* [Exercise description]
Put only the lines from the items starting with the line that contains "ephemeris-value: 0600 bbox=[85, 758, 110, 769]" and going on through the line that contains "y-tick-label: 0 bbox=[89, 240, 95, 251]", both included, into a numbered list, and leave out any blank lines.

* [Material supplied]
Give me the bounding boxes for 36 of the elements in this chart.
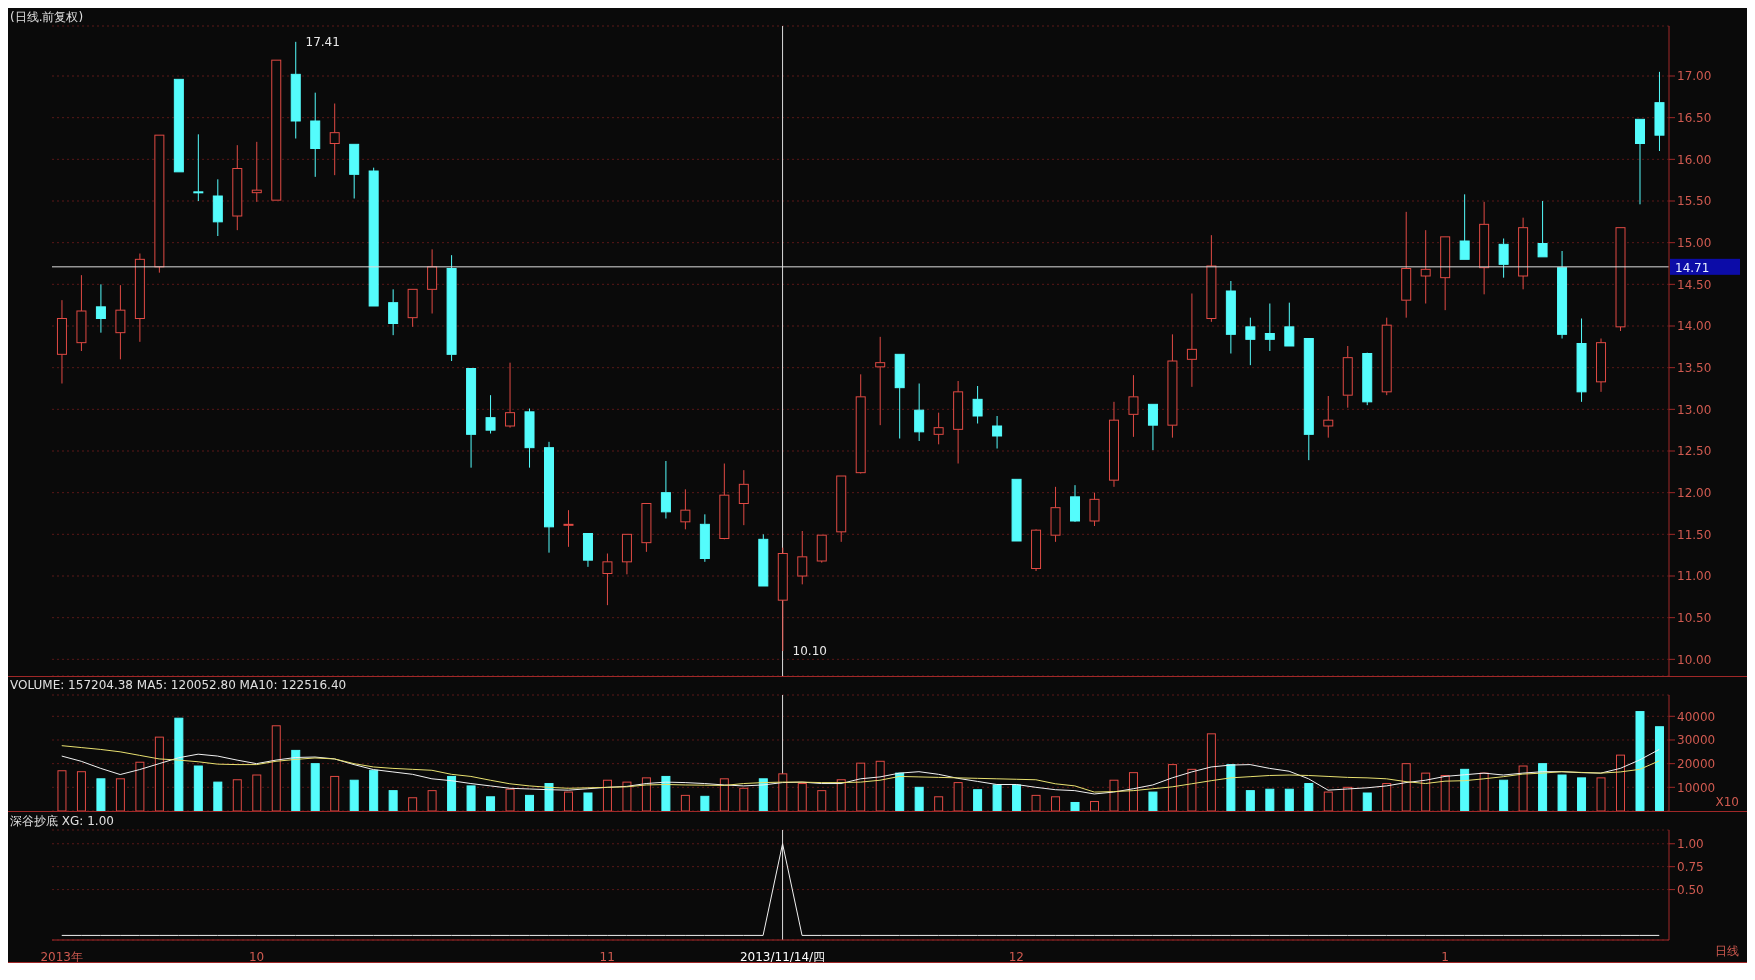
x-tick-label: 12 [1008, 950, 1024, 964]
text: X10 [1715, 795, 1739, 809]
chart-title: (日线.前复权) [10, 9, 84, 26]
y-tick-label: 10.50 [1677, 610, 1712, 625]
ref-line-label: 14.71 [1675, 260, 1710, 275]
y-tick-label: 15.00 [1677, 235, 1712, 250]
y-tick-label: 30000 [1677, 733, 1716, 748]
y-tick-label: 16.00 [1677, 152, 1712, 167]
y-tick-label: 12.50 [1677, 444, 1712, 459]
y-tick-label: 0.75 [1677, 859, 1704, 874]
annotation: 17.41 [305, 34, 340, 49]
y-tick-label: 14.50 [1677, 277, 1712, 292]
y-tick-label: 12.00 [1677, 485, 1712, 500]
y-tick-label: 20000 [1677, 756, 1716, 771]
chart-title: VOLUME: 157204.38 MA5: 120052.80 MA10: 122516.40 [10, 678, 347, 692]
y-tick-label: 1.00 [1677, 837, 1704, 852]
y-tick-label: 17.00 [1677, 69, 1712, 84]
y-tick-label: 10000 [1677, 780, 1716, 795]
chart-title: 深谷抄底 XG: 1.00 [10, 813, 114, 830]
y-tick-label: 13.00 [1677, 402, 1712, 417]
y-tick-label: 15.50 [1677, 194, 1712, 209]
y-tick-label: 11.50 [1677, 527, 1712, 542]
y-tick-label: 13.50 [1677, 360, 1712, 375]
x-tick-label: 2013年 [40, 950, 84, 964]
annotation: 10.10 [792, 644, 827, 658]
y-tick-label: 40000 [1677, 709, 1716, 724]
y-tick-label: 16.50 [1677, 110, 1712, 125]
x-tick-label: 1 [1441, 950, 1449, 964]
text: 日线 [1715, 943, 1739, 960]
x-tick-label: 2013/11/14/四 [739, 950, 826, 964]
y-tick-label: 14.00 [1677, 319, 1712, 334]
y-tick-label: 11.00 [1677, 569, 1712, 584]
y-tick-label: 10.00 [1677, 652, 1712, 667]
x-tick-label: 11 [599, 950, 615, 964]
x-tick-label: 10 [248, 950, 265, 964]
y-tick-label: 0.50 [1677, 882, 1704, 897]
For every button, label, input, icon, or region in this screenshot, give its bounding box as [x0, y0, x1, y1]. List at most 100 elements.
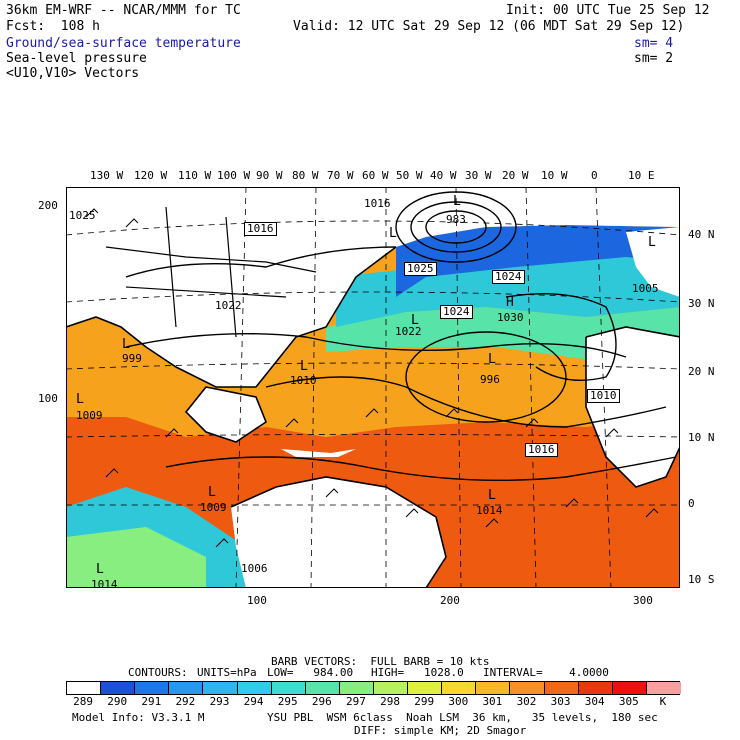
init-time: Init: 00 UTC Tue 25 Sep 12	[506, 3, 710, 18]
model-info: Model Info: V3.3.1 M	[72, 711, 205, 724]
color-scale-label: 304	[584, 695, 605, 708]
lon-label: 20 W	[502, 169, 529, 182]
high-center: H	[506, 295, 514, 310]
color-scale-swatch	[645, 682, 681, 694]
color-scale-swatch	[577, 682, 613, 694]
grid-y-tick: 200	[38, 199, 58, 212]
isobar-label: 1025	[69, 209, 96, 222]
grid-y-tick: 100	[38, 392, 58, 405]
isobar-label: 1016	[525, 443, 558, 457]
coastline-africa	[585, 326, 680, 488]
color-scale-swatch	[100, 682, 136, 694]
valid-time: Valid: 12 UTC Sat 29 Sep 12 (06 MDT Sat …	[293, 19, 685, 34]
color-scale-label: 295	[277, 695, 298, 708]
color-scale-swatch	[134, 682, 170, 694]
isobar-label: 1024	[440, 305, 473, 319]
isobar-label: 1016	[244, 222, 277, 236]
sst-cold-band	[396, 225, 680, 297]
low-center: L	[96, 562, 104, 577]
color-scale-label: 296	[311, 695, 332, 708]
lon-label: 10 E	[628, 169, 655, 182]
coastline-east-us	[66, 246, 397, 388]
grid-x-tick: 300	[633, 594, 653, 607]
field-slp-smoothing: sm= 2	[634, 51, 674, 66]
isobar-label: 1024	[492, 270, 525, 284]
color-scale-swatch	[373, 682, 409, 694]
forecast-hour: Fcst: 108 h	[6, 19, 100, 34]
isobars	[125, 191, 677, 482]
isobar-label: 996	[480, 373, 500, 386]
field-sst-label: Ground/sea-surface temperature	[6, 36, 241, 51]
grid-x-tick: 100	[247, 594, 267, 607]
isobar-label: 1010	[587, 389, 620, 403]
north-america-land	[66, 187, 396, 387]
lat-label: 20 N	[688, 365, 715, 378]
color-scale-swatch	[168, 682, 204, 694]
color-scale-bar	[66, 681, 681, 695]
lat-label: 10 N	[688, 431, 715, 444]
color-scale-swatch	[509, 682, 545, 694]
color-scale-swatch	[270, 682, 306, 694]
yucatan-land	[186, 387, 266, 442]
low-center: L	[208, 485, 216, 500]
isobar-label: 1030	[497, 311, 524, 324]
latlon-grid	[66, 187, 680, 588]
color-scale-swatch	[543, 682, 579, 694]
lon-label: 130 W	[90, 169, 124, 182]
lon-label: 30 W	[465, 169, 492, 182]
lat-label: 10 S	[688, 573, 715, 586]
isobar-label: 1014	[476, 504, 503, 517]
color-scale-label: 299	[414, 695, 435, 708]
low-center: L	[488, 352, 496, 367]
low-center: L	[389, 226, 397, 241]
wind-barbs	[85, 208, 659, 548]
sst-pacific-cooler	[66, 527, 206, 588]
isobar-label: 1022	[215, 299, 242, 312]
grid-x-tick: 200	[440, 594, 460, 607]
coastline-gulf	[184, 386, 267, 443]
south-america-land	[231, 477, 446, 588]
isobar-label: 1010	[290, 374, 317, 387]
europe-land	[626, 227, 680, 297]
isobar-label: 1009	[200, 501, 227, 514]
color-scale-label: 294	[243, 695, 264, 708]
lon-label: 120 W	[134, 169, 168, 182]
contours-interval: INTERVAL= 4.0000	[483, 666, 609, 679]
lon-label: 10 W	[541, 169, 568, 182]
isobar-label: 999	[122, 352, 142, 365]
color-scale-label: 289	[73, 695, 93, 708]
isobar-label: 1005	[632, 282, 659, 295]
diffusion-info: DIFF: simple KM; 2D Smagor	[354, 724, 527, 737]
color-scale-label: 298	[380, 695, 400, 708]
color-scale-swatch	[236, 682, 272, 694]
lon-label: 70 W	[327, 169, 354, 182]
low-center: L	[453, 194, 461, 209]
lon-label: 110 W	[178, 169, 212, 182]
color-scale-label: 290	[107, 695, 128, 708]
color-scale-label: 305	[618, 695, 639, 708]
color-scale-label: 301	[482, 695, 503, 708]
color-scale-swatch	[611, 682, 647, 694]
lon-label: 90 W	[256, 169, 283, 182]
color-scale-swatch	[66, 682, 102, 694]
lat-label: 40 N	[688, 228, 715, 241]
color-scale-label: 300	[448, 695, 469, 708]
color-scale-swatch	[475, 682, 511, 694]
isobar-label: 983	[446, 213, 466, 226]
lon-label: 100 W	[217, 169, 251, 182]
color-scale-label: 292	[175, 695, 196, 708]
color-scale-swatch	[338, 682, 374, 694]
field-slp-label: Sea-level pressure	[6, 51, 147, 66]
weather-map	[66, 187, 680, 588]
color-scale-label: 302	[516, 695, 537, 708]
isobar-label: 1006	[241, 562, 268, 575]
color-scale-label: 303	[550, 695, 571, 708]
low-center: L	[122, 337, 130, 352]
color-scale-label: 297	[346, 695, 366, 708]
lat-label: 30 N	[688, 297, 715, 310]
low-center: L	[411, 313, 419, 328]
sst-cooler-band	[336, 242, 680, 327]
color-scale-swatch	[304, 682, 340, 694]
map-border	[66, 187, 680, 588]
lon-label: 80 W	[292, 169, 319, 182]
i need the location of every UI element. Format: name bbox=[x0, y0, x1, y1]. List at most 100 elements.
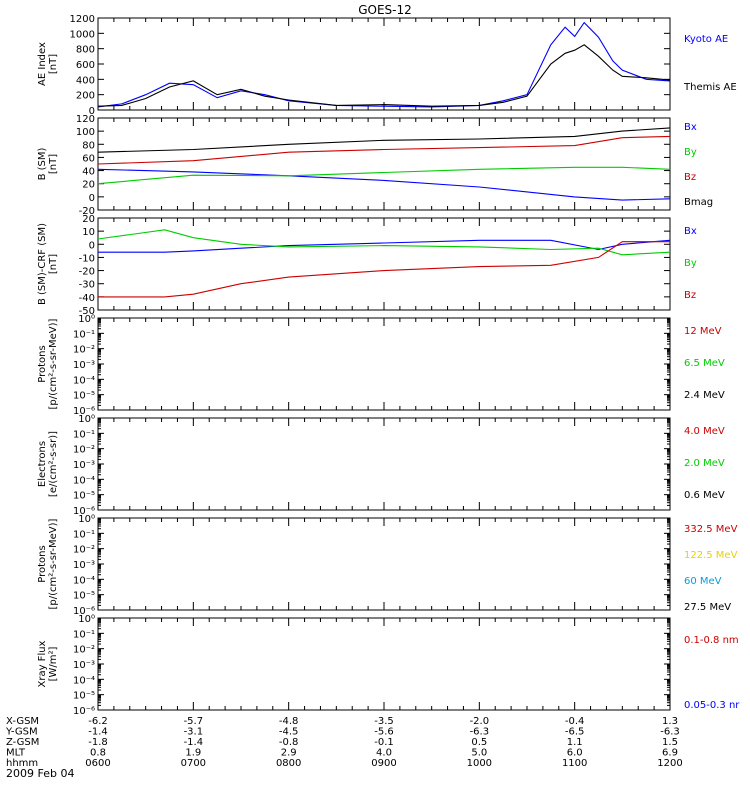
ephemeris-value: 0600 bbox=[85, 758, 110, 769]
ephemeris-value: -2.0 bbox=[470, 716, 490, 727]
ephemeris-value: 6.9 bbox=[662, 748, 678, 759]
ephemeris-value: 0900 bbox=[371, 758, 396, 769]
panel-7: 10⁰ 10⁻¹ 10⁻² 10⁻³ 10⁻⁴ 10⁻⁵ 10⁻⁶ Xray Flux [W/m… bbox=[37, 614, 740, 717]
y-tick-label: 1000 bbox=[70, 29, 95, 40]
y-tick-label: 10⁰ bbox=[78, 614, 95, 625]
legend-entry: By bbox=[684, 258, 697, 269]
y-tick-label: 10⁻¹ bbox=[73, 629, 95, 640]
legend-entry: 60 MeV bbox=[684, 576, 722, 587]
y-tick-label: 100 bbox=[76, 127, 95, 138]
chart-title: GOES-12 bbox=[358, 3, 412, 17]
legend-entry: 2.4 MeV bbox=[684, 390, 725, 401]
y-tick-label: 10⁻⁵ bbox=[73, 691, 95, 702]
date-label: 2009 Feb 04 bbox=[6, 767, 74, 780]
y-tick-label: -30 bbox=[79, 280, 95, 291]
y-tick-label: 10⁻¹ bbox=[73, 429, 95, 440]
ephemeris-value: -4.5 bbox=[279, 727, 299, 738]
series-line-bx bbox=[98, 239, 671, 253]
ephemeris-value: 5.0 bbox=[471, 748, 487, 759]
y-tick-label: 10⁻³ bbox=[73, 360, 95, 371]
y-tick-label: 10⁻⁴ bbox=[73, 675, 95, 686]
ephemeris-row-label: X-GSM bbox=[6, 716, 39, 727]
y-tick-label: 10⁻² bbox=[73, 545, 95, 556]
panel-frame bbox=[97, 617, 671, 711]
series-line-themis-ae bbox=[97, 44, 671, 107]
legend-entry: 0.05-0.3 nr bbox=[684, 700, 740, 711]
ephemeris-row-label: Z-GSM bbox=[6, 737, 39, 748]
panel-1: 0 200 400 600 800 1000 1200 AE Index [nT] Kyoto A… bbox=[37, 14, 737, 117]
ephemeris-value: -6.2 bbox=[88, 716, 108, 727]
ephemeris-row-label: hhmm bbox=[6, 758, 38, 769]
ephemeris-value: -3.1 bbox=[184, 727, 204, 738]
ephemeris-value: 0.8 bbox=[90, 748, 106, 759]
y-tick-label: 200 bbox=[76, 91, 95, 102]
legend-entry: Bx bbox=[684, 226, 697, 237]
y-tick-label: 0 bbox=[89, 240, 95, 251]
y-tick-label: 10⁻³ bbox=[73, 560, 95, 571]
ephemeris-value: 0700 bbox=[181, 758, 206, 769]
y-axis-label: B (SM) bbox=[37, 147, 48, 180]
ephemeris-value: 4.0 bbox=[376, 748, 392, 759]
y-tick-label: -20 bbox=[79, 267, 95, 278]
panel-frame bbox=[97, 517, 671, 611]
y-tick-label: 10⁻¹ bbox=[73, 529, 95, 540]
y-tick-label: 10⁻⁶ bbox=[73, 406, 95, 417]
series-line-kyoto-ae bbox=[97, 21, 671, 108]
y-tick-label: 10⁻⁵ bbox=[73, 591, 95, 602]
ephemeris-value: -6.3 bbox=[660, 727, 680, 738]
panel-5: 10⁰ 10⁻¹ 10⁻² 10⁻³ 10⁻⁴ 10⁻⁵ 10⁻⁶ Electrons [e/(… bbox=[37, 414, 725, 517]
panel-2: -20 0 20 40 60 80 100 120 B (SM) [nT] Bx By Bz Bmag bbox=[37, 114, 713, 217]
panel-frame bbox=[97, 117, 671, 211]
panel-frame bbox=[97, 17, 671, 111]
y-axis-label: [e/(cm²-s-sr)] bbox=[48, 431, 59, 497]
y-tick-label: 10⁻¹ bbox=[73, 329, 95, 340]
y-tick-label: 800 bbox=[76, 45, 95, 56]
y-tick-label: 1200 bbox=[70, 14, 95, 25]
y-tick-label: -20 bbox=[79, 206, 95, 217]
y-tick-label: 20 bbox=[82, 180, 95, 191]
panel-frame bbox=[97, 217, 671, 311]
legend-entry: 2.0 MeV bbox=[684, 458, 725, 469]
y-tick-label: 0 bbox=[89, 106, 95, 117]
y-tick-label: 0 bbox=[89, 193, 95, 204]
ephemeris-value: -4.8 bbox=[279, 716, 299, 727]
panel-6: 10⁰ 10⁻¹ 10⁻² 10⁻³ 10⁻⁴ 10⁻⁵ 10⁻⁶ Protons [p/(cm… bbox=[37, 514, 738, 617]
y-axis-label: [p/(cm²-s-sr-MeV)] bbox=[48, 318, 59, 409]
legend-entry: Bz bbox=[684, 172, 696, 183]
series-line-by bbox=[97, 229, 671, 256]
legend-entry: 332.5 MeV bbox=[684, 524, 738, 535]
legend-entry: 0.1-0.8 nm bbox=[684, 635, 739, 646]
y-tick-label: 10⁻² bbox=[73, 445, 95, 456]
y-tick-label: 10⁰ bbox=[78, 314, 95, 325]
legend-entry: Bz bbox=[684, 290, 696, 301]
y-tick-label: 10⁻⁴ bbox=[73, 375, 95, 386]
y-tick-label: 10⁻⁶ bbox=[73, 506, 95, 517]
ephemeris-value: 6.0 bbox=[567, 748, 583, 759]
legend-entry: 12 MeV bbox=[684, 326, 722, 337]
ephemeris-value: 1.5 bbox=[662, 737, 678, 748]
y-tick-label: 10⁻⁶ bbox=[73, 606, 95, 617]
y-axis-label: Electrons bbox=[37, 441, 48, 487]
y-tick-label: 10⁻⁴ bbox=[73, 575, 95, 586]
y-tick-label: 600 bbox=[76, 60, 95, 71]
ephemeris-value: -6.5 bbox=[565, 727, 585, 738]
ephemeris-value: -3.5 bbox=[374, 716, 394, 727]
ephemeris-table: X-GSM -6.2 -5.7 -4.8 -3.5 -2.0 -0.4 1.3 Y-GSM -1.… bbox=[5, 716, 683, 769]
ephemeris-value: -5.6 bbox=[374, 727, 394, 738]
ephemeris-value: 1.1 bbox=[567, 737, 583, 748]
series-line-bmag bbox=[97, 127, 671, 153]
panel-3: -50 -40 -30 -20 -10 0 10 20 B (SM)-CRF (SM) [nT] B… bbox=[37, 214, 697, 317]
y-axis-label: AE Index bbox=[37, 42, 48, 86]
y-tick-label: 10⁻⁵ bbox=[73, 491, 95, 502]
y-axis-label: [W/m²] bbox=[48, 646, 59, 681]
ephemeris-row-label: MLT bbox=[6, 748, 26, 759]
y-axis-label: [nT] bbox=[48, 54, 59, 74]
y-axis-label: [p/(cm²-s-sr-MeV)] bbox=[48, 518, 59, 609]
legend-entry: Bmag bbox=[684, 197, 713, 208]
legend-entry: 4.0 MeV bbox=[684, 426, 725, 437]
y-tick-label: 80 bbox=[82, 140, 95, 151]
ephemeris-value: -0.4 bbox=[565, 716, 585, 727]
legend-entry: By bbox=[684, 147, 697, 158]
panel-4: 10⁰ 10⁻¹ 10⁻² 10⁻³ 10⁻⁴ 10⁻⁵ 10⁻⁶ Protons [p/(cm… bbox=[37, 314, 725, 417]
ephemeris-value: -1.4 bbox=[184, 737, 204, 748]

* [Result of the exercise]
1. ephemeris-value: 0600 bbox=[85, 758, 110, 769]
2. ephemeris-value: -2.0 bbox=[470, 716, 490, 727]
3. ephemeris-value: 6.9 bbox=[662, 748, 678, 759]
4. ephemeris-value: 0900 bbox=[371, 758, 396, 769]
5. panel-7: 10⁰ 10⁻¹ 10⁻² 10⁻³ 10⁻⁴ 10⁻⁵ 10⁻⁶ Xray Flux [W/m… bbox=[37, 614, 740, 717]
6. y-tick-label: 1000 bbox=[70, 29, 95, 40]
7. y-tick-label: 10⁰ bbox=[78, 614, 95, 625]
8. legend-entry: By bbox=[684, 258, 697, 269]
9. y-tick-label: 10⁻¹ bbox=[73, 629, 95, 640]
10. legend-entry: 60 MeV bbox=[684, 576, 722, 587]
11. y-tick-label: 100 bbox=[76, 127, 95, 138]
12. chart-title: GOES-12 bbox=[358, 3, 412, 17]
13. legend-entry: 2.4 MeV bbox=[684, 390, 725, 401]
14. y-tick-label: 10⁻⁵ bbox=[73, 691, 95, 702]
15. date-label: 2009 Feb 04 bbox=[6, 767, 74, 780]
16. y-tick-label: -30 bbox=[79, 280, 95, 291]
17. y-tick-label: 10⁻¹ bbox=[73, 429, 95, 440]
18. ephemeris-value: -4.5 bbox=[279, 727, 299, 738]
19. series-line-bx bbox=[98, 239, 671, 253]
20. ephemeris-value: 5.0 bbox=[471, 748, 487, 759]
21. y-tick-label: 10⁻³ bbox=[73, 360, 95, 371]
22. y-tick-label: 10⁻⁴ bbox=[73, 675, 95, 686]
23. ephemeris-row-label: X-GSM bbox=[6, 716, 39, 727]
24. y-tick-label: 10⁻² bbox=[73, 545, 95, 556]
25. panel-frame bbox=[97, 617, 671, 711]
26. series-line-themis-ae bbox=[97, 44, 671, 107]
27. legend-entry: 0.05-0.3 nr bbox=[684, 700, 740, 711]
28. ephemeris-row-label: Z-GSM bbox=[6, 737, 39, 748]
29. panel-1: 0 200 400 600 800 1000 1200 AE Index [nT] Kyoto A… bbox=[37, 14, 737, 117]
30. ephemeris-value: -6.2 bbox=[88, 716, 108, 727]
31. ephemeris-row-label: hhmm bbox=[6, 758, 38, 769]
32. ephemeris-value: -3.1 bbox=[184, 727, 204, 738]
33. ephemeris-value: 0.8 bbox=[90, 748, 106, 759]
34. y-tick-label: 200 bbox=[76, 91, 95, 102]
35. legend-entry: Bx bbox=[684, 226, 697, 237]
36. y-tick-label: 0 bbox=[89, 240, 95, 251]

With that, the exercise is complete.